* Exercise directions *
Each record must be reproduced exactly as it is shown.

* Dataset rows *
** Start **
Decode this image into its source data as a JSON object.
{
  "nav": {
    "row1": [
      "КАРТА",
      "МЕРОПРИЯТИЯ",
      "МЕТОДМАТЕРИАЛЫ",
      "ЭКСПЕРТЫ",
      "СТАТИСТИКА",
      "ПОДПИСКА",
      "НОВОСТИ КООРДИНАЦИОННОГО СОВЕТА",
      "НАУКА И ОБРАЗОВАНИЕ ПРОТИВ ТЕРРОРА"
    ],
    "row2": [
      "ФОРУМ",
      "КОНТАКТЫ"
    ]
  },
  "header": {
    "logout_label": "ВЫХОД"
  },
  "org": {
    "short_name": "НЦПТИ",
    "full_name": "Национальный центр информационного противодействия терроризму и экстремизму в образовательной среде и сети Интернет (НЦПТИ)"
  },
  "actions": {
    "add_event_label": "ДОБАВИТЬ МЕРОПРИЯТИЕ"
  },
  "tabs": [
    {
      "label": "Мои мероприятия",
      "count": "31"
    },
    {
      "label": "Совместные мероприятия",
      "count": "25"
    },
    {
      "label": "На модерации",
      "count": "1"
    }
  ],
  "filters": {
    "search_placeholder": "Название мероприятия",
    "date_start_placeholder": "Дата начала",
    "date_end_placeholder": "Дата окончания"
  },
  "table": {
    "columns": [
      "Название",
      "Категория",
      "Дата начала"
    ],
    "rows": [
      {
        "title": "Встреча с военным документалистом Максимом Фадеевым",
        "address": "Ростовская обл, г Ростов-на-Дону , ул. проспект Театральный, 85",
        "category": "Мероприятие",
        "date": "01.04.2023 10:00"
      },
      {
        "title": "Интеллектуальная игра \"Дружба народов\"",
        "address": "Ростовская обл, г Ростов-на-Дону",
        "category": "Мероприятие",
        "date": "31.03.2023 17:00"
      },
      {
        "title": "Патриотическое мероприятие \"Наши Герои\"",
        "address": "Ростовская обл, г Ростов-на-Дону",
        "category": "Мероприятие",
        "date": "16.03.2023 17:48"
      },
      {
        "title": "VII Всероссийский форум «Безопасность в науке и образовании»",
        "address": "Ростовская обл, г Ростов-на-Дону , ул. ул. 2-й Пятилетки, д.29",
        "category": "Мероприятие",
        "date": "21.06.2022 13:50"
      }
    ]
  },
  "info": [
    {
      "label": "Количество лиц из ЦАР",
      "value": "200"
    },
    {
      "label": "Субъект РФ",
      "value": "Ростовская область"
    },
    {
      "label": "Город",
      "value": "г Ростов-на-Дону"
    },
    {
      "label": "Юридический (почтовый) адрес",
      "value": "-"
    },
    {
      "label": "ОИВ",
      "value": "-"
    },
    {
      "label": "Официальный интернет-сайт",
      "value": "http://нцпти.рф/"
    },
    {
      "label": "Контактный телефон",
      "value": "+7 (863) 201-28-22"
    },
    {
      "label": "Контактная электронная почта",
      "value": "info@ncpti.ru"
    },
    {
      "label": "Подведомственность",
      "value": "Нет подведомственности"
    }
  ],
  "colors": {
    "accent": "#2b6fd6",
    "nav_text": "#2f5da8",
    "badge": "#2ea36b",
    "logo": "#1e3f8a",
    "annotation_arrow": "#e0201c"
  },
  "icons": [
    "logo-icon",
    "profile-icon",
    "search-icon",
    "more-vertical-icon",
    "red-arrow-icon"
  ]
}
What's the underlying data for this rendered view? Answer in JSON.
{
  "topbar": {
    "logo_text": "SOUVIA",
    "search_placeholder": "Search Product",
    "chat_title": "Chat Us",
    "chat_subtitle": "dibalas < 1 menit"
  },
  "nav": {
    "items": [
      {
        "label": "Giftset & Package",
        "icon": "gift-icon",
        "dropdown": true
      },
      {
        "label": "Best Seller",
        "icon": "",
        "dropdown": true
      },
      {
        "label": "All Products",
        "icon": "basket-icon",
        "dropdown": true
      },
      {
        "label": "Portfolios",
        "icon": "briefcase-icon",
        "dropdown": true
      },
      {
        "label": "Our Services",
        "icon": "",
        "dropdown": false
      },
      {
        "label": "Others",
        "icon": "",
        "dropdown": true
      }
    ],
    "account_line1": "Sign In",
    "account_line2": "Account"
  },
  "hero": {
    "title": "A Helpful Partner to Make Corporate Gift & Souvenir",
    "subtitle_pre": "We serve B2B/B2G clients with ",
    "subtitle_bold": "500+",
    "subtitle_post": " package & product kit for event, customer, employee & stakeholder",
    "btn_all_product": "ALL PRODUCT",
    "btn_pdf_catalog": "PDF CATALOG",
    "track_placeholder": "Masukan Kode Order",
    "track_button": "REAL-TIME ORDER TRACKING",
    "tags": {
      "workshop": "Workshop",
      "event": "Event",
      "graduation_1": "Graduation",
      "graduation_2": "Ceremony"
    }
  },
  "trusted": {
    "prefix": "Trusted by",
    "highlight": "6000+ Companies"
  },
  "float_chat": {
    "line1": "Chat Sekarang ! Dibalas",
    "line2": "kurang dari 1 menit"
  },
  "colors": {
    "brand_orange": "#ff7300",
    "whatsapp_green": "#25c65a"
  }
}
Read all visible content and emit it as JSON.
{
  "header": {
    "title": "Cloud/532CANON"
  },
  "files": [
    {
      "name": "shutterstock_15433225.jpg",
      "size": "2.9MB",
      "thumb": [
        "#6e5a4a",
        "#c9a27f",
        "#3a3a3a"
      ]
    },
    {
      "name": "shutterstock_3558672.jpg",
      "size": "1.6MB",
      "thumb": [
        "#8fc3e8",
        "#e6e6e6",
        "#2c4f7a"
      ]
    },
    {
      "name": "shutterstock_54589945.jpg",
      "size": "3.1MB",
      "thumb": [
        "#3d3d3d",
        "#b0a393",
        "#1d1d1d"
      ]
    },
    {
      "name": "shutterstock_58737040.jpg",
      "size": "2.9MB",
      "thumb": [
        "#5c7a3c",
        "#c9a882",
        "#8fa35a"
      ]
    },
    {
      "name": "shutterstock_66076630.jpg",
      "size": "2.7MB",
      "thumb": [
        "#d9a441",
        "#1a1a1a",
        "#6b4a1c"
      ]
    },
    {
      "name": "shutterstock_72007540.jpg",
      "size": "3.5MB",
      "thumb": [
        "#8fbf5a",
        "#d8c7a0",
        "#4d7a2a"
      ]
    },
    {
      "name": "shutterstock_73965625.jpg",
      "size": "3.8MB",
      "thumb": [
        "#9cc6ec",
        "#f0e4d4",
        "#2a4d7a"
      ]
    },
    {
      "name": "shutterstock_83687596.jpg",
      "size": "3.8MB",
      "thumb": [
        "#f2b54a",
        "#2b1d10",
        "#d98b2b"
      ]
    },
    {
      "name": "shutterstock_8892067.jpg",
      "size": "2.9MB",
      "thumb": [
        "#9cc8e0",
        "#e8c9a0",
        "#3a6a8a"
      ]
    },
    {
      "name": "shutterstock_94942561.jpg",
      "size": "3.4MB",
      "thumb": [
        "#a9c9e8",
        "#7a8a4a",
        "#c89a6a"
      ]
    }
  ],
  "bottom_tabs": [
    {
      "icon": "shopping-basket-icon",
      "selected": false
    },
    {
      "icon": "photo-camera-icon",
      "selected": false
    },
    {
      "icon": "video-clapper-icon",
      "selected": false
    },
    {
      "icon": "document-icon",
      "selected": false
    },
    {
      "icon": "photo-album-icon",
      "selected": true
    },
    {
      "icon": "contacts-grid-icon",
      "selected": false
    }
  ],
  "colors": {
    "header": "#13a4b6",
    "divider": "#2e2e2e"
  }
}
** End **
* In response *
Decode this image into its source data as a JSON object.
{
  "nav": {
    "row1": [
      "КАРТА",
      "МЕРОПРИЯТИЯ",
      "МЕТОДМАТЕРИАЛЫ",
      "ЭКСПЕРТЫ",
      "СТАТИСТИКА",
      "ПОДПИСКА",
      "НОВОСТИ КООРДИНАЦИОННОГО СОВЕТА",
      "НАУКА И ОБРАЗОВАНИЕ ПРОТИВ ТЕРРОРА"
    ],
    "row2": [
      "ФОРУМ",
      "КОНТАКТЫ"
    ]
  },
  "header": {
    "logout_label": "ВЫХОД"
  },
  "org": {
    "short_name": "НЦПТИ",
    "full_name": "Национальный центр информационного противодействия терроризму и экстремизму в образовательной среде и сети Интернет (НЦПТИ)"
  },
  "actions": {
    "add_event_label": "ДОБАВИТЬ МЕРОПРИЯТИЕ"
  },
  "tabs": [
    {
      "label": "Мои мероприятия",
      "count": "31"
    },
    {
      "label": "Совместные мероприятия",
      "count": "25"
    },
    {
      "label": "На модерации",
      "count": "1"
    }
  ],
  "filters": {
    "search_placeholder": "Название мероприятия",
    "date_start_placeholder": "Дата начала",
    "date_end_placeholder": "Дата окончания"
  },
  "table": {
    "columns": [
      "Название",
      "Категория",
      "Дата начала"
    ],
    "rows": [
      {
        "title": "Встреча с военным документалистом Максимом Фадеевым",
        "address": "Ростовская обл, г Ростов-на-Дону , ул. проспект Театральный, 85",
        "category": "Мероприятие",
        "date": "01.04.2023 10:00"
      },
      {
        "title": "Интеллектуальная игра \"Дружба народов\"",
        "address": "Ростовская обл, г Ростов-на-Дону",
        "category": "Мероприятие",
        "date": "31.03.2023 17:00"
      },
      {
        "title": "Патриотическое мероприятие \"Наши Герои\"",
        "address": "Ростовская обл, г Ростов-на-Дону",
        "category": "Мероприятие",
        "date": "16.03.2023 17:48"
      },
      {
        "title": "VII Всероссийский форум «Безопасность в науке и образовании»",
        "address": "Ростовская обл, г Ростов-на-Дону , ул. ул. 2-й Пятилетки, д.29",
        "category": "Мероприятие",
        "date": "21.06.2022 13:50"
      }
    ]
  },
  "info": [
    {
      "label": "Количество лиц из ЦАР",
      "value": "200"
    },
    {
      "label": "Субъект РФ",
      "value": "Ростовская область"
    },
    {
      "label": "Город",
      "value": "г Ростов-на-Дону"
    },
    {
      "label": "Юридический (почтовый) адрес",
      "value": "-"
    },
    {
      "label": "ОИВ",
      "value": "-"
    },
    {
      "label": "Официальный интернет-сайт",
      "value": "http://нцпти.рф/"
    },
    {
      "label": "Контактный телефон",
      "value": "+7 (863) 201-28-22"
    },
    {
      "label": "Контактная электронная почта",
      "value": "info@ncpti.ru"
    },
    {
      "label": "Подведомственность",
      "value": "Нет подведомственности"
    }
  ],
  "colors": {
    "accent": "#2b6fd6",
    "nav_text": "#2f5da8",
    "badge": "#2ea36b",
    "logo": "#1e3f8a",
    "annotation_arrow": "#e0201c"
  },
  "icons": [
    "logo-icon",
    "profile-icon",
    "search-icon",
    "more-vertical-icon",
    "red-arrow-icon"
  ]
}
What's the underlying data for this rendered view? Answer in JSON.
{
  "topbar": {
    "logo_text": "SOUVIA",
    "search_placeholder": "Search Product",
    "chat_title": "Chat Us",
    "chat_subtitle": "dibalas < 1 menit"
  },
  "nav": {
    "items": [
      {
        "label": "Giftset & Package",
        "icon": "gift-icon",
        "dropdown": true
      },
      {
        "label": "Best Seller",
        "icon": "",
        "dropdown": true
      },
      {
        "label": "All Products",
        "icon": "basket-icon",
        "dropdown": true
      },
      {
        "label": "Portfolios",
        "icon": "briefcase-icon",
        "dropdown": true
      },
      {
        "label": "Our Services",
        "icon": "",
        "dropdown": false
      },
      {
        "label": "Others",
        "icon": "",
        "dropdown": true
      }
    ],
    "account_line1": "Sign In",
    "account_line2": "Account"
  },
  "hero": {
    "title": "A Helpful Partner to Make Corporate Gift & Souvenir",
    "subtitle_pre": "We serve B2B/B2G clients with ",
    "subtitle_bold": "500+",
    "subtitle_post": " package & product kit for event, customer, employee & stakeholder",
    "btn_all_product": "ALL PRODUCT",
    "btn_pdf_catalog": "PDF CATALOG",
    "track_placeholder": "Masukan Kode Order",
    "track_button": "REAL-TIME ORDER TRACKING",
    "tags": {
      "workshop": "Workshop",
      "event": "Event",
      "graduation_1": "Graduation",
      "graduation_2": "Ceremony"
    }
  },
  "trusted": {
    "prefix": "Trusted by",
    "highlight": "6000+ Companies"
  },
  "float_chat": {
    "line1": "Chat Sekarang ! Dibalas",
    "line2": "kurang dari 1 menit"
  },
  "colors": {
    "brand_orange": "#ff7300",
    "whatsapp_green": "#25c65a"
  }
}
Read all visible content and emit it as JSON.
{
  "header": {
    "title": "Cloud/532CANON"
  },
  "files": [
    {
      "name": "shutterstock_15433225.jpg",
      "size": "2.9MB",
      "thumb": [
        "#6e5a4a",
        "#c9a27f",
        "#3a3a3a"
      ]
    },
    {
      "name": "shutterstock_3558672.jpg",
      "size": "1.6MB",
      "thumb": [
        "#8fc3e8",
        "#e6e6e6",
        "#2c4f7a"
      ]
    },
    {
      "name": "shutterstock_54589945.jpg",
      "size": "3.1MB",
      "thumb": [
        "#3d3d3d",
        "#b0a393",
        "#1d1d1d"
      ]
    },
    {
      "name": "shutterstock_58737040.jpg",
      "size": "2.9MB",
      "thumb": [
        "#5c7a3c",
        "#c9a882",
        "#8fa35a"
      ]
    },
    {
      "name": "shutterstock_66076630.jpg",
      "size": "2.7MB",
      "thumb": [
        "#d9a441",
        "#1a1a1a",
        "#6b4a1c"
      ]
    },
    {
      "name": "shutterstock_72007540.jpg",
      "size": "3.5MB",
      "thumb": [
        "#8fbf5a",
        "#d8c7a0",
        "#4d7a2a"
      ]
    },
    {
      "name": "shutterstock_73965625.jpg",
      "size": "3.8MB",
      "thumb": [
        "#9cc6ec",
        "#f0e4d4",
        "#2a4d7a"
      ]
    },
    {
      "name": "shutterstock_83687596.jpg",
      "size": "3.8MB",
      "thumb": [
        "#f2b54a",
        "#2b1d10",
        "#d98b2b"
      ]
    },
    {
      "name": "shutterstock_8892067.jpg",
      "size": "2.9MB",
      "thumb": [
        "#9cc8e0",
        "#e8c9a0",
        "#3a6a8a"
      ]
    },
    {
      "name": "shutterstock_94942561.jpg",
      "size": "3.4MB",
      "thumb": [
        "#a9c9e8",
        "#7a8a4a",
        "#c89a6a"
      ]
    }
  ],
  "bottom_tabs": [
    {
      "icon": "shopping-basket-icon",
      "selected": false
    },
    {
      "icon": "photo-camera-icon",
      "selected": false
    },
    {
      "icon": "video-clapper-icon",
      "selected": false
    },
    {
      "icon": "document-icon",
      "selected": false
    },
    {
      "icon": "photo-album-icon",
      "selected": true
    },
    {
      "icon": "contacts-grid-icon",
      "selected": false
    }
  ],
  "colors": {
    "header": "#13a4b6",
    "divider": "#2e2e2e"
  }
}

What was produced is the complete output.